## YOUR OBJECTIVE
Drop the pictures, then extract the listing word for word.

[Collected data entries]

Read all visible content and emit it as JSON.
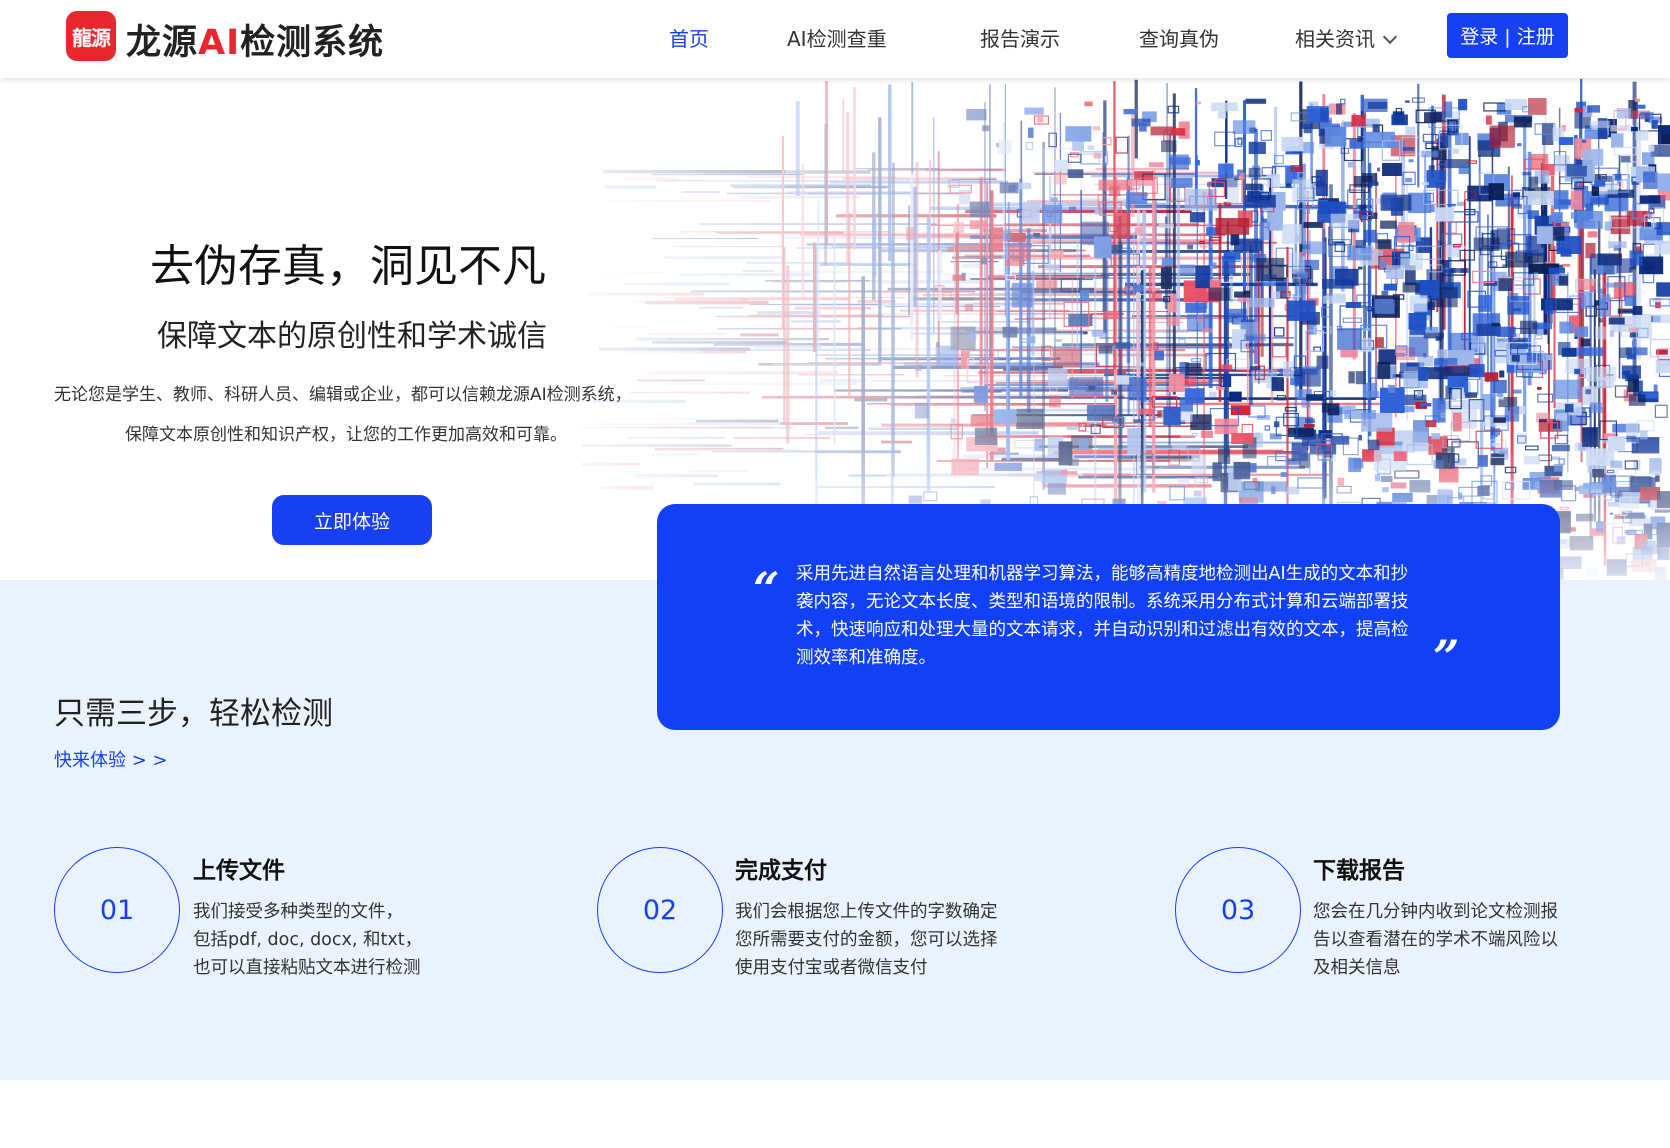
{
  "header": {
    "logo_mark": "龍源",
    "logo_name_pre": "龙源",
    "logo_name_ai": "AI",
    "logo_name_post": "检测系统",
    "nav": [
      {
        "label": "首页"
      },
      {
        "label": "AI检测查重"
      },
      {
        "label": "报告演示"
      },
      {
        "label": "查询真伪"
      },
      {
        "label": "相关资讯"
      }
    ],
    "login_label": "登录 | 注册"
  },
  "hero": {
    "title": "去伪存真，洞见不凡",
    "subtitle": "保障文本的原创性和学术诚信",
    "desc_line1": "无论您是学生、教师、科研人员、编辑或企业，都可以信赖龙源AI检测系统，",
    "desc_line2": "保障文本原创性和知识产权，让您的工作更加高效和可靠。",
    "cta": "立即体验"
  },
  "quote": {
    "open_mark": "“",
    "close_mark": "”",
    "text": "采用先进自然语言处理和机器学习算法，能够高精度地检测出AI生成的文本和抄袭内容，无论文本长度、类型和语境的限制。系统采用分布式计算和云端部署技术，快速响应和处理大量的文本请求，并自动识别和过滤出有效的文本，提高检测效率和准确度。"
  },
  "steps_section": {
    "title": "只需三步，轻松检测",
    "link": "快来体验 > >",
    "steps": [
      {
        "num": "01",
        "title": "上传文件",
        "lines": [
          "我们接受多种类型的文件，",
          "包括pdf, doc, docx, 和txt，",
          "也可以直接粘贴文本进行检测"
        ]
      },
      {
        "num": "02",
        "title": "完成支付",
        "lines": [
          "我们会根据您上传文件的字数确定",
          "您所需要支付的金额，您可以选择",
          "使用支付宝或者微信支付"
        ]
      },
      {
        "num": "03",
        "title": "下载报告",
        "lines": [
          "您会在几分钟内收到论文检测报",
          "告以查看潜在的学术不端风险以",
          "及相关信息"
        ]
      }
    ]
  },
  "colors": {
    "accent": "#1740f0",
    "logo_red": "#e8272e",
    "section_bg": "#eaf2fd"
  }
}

## CORRECT RESPONSE
Read all visible content and emit it as JSON.
{
  "header": {
    "logo_mark": "龍源",
    "logo_name_pre": "龙源",
    "logo_name_ai": "AI",
    "logo_name_post": "检测系统",
    "nav": [
      {
        "label": "首页"
      },
      {
        "label": "AI检测查重"
      },
      {
        "label": "报告演示"
      },
      {
        "label": "查询真伪"
      },
      {
        "label": "相关资讯"
      }
    ],
    "login_label": "登录 | 注册"
  },
  "hero": {
    "title": "去伪存真，洞见不凡",
    "subtitle": "保障文本的原创性和学术诚信",
    "desc_line1": "无论您是学生、教师、科研人员、编辑或企业，都可以信赖龙源AI检测系统，",
    "desc_line2": "保障文本原创性和知识产权，让您的工作更加高效和可靠。",
    "cta": "立即体验"
  },
  "quote": {
    "open_mark": "“",
    "close_mark": "”",
    "text": "采用先进自然语言处理和机器学习算法，能够高精度地检测出AI生成的文本和抄袭内容，无论文本长度、类型和语境的限制。系统采用分布式计算和云端部署技术，快速响应和处理大量的文本请求，并自动识别和过滤出有效的文本，提高检测效率和准确度。"
  },
  "steps_section": {
    "title": "只需三步，轻松检测",
    "link": "快来体验 > >",
    "steps": [
      {
        "num": "01",
        "title": "上传文件",
        "lines": [
          "我们接受多种类型的文件，",
          "包括pdf, doc, docx, 和txt，",
          "也可以直接粘贴文本进行检测"
        ]
      },
      {
        "num": "02",
        "title": "完成支付",
        "lines": [
          "我们会根据您上传文件的字数确定",
          "您所需要支付的金额，您可以选择",
          "使用支付宝或者微信支付"
        ]
      },
      {
        "num": "03",
        "title": "下载报告",
        "lines": [
          "您会在几分钟内收到论文检测报",
          "告以查看潜在的学术不端风险以",
          "及相关信息"
        ]
      }
    ]
  },
  "colors": {
    "accent": "#1740f0",
    "logo_red": "#e8272e",
    "section_bg": "#eaf2fd"
  }
}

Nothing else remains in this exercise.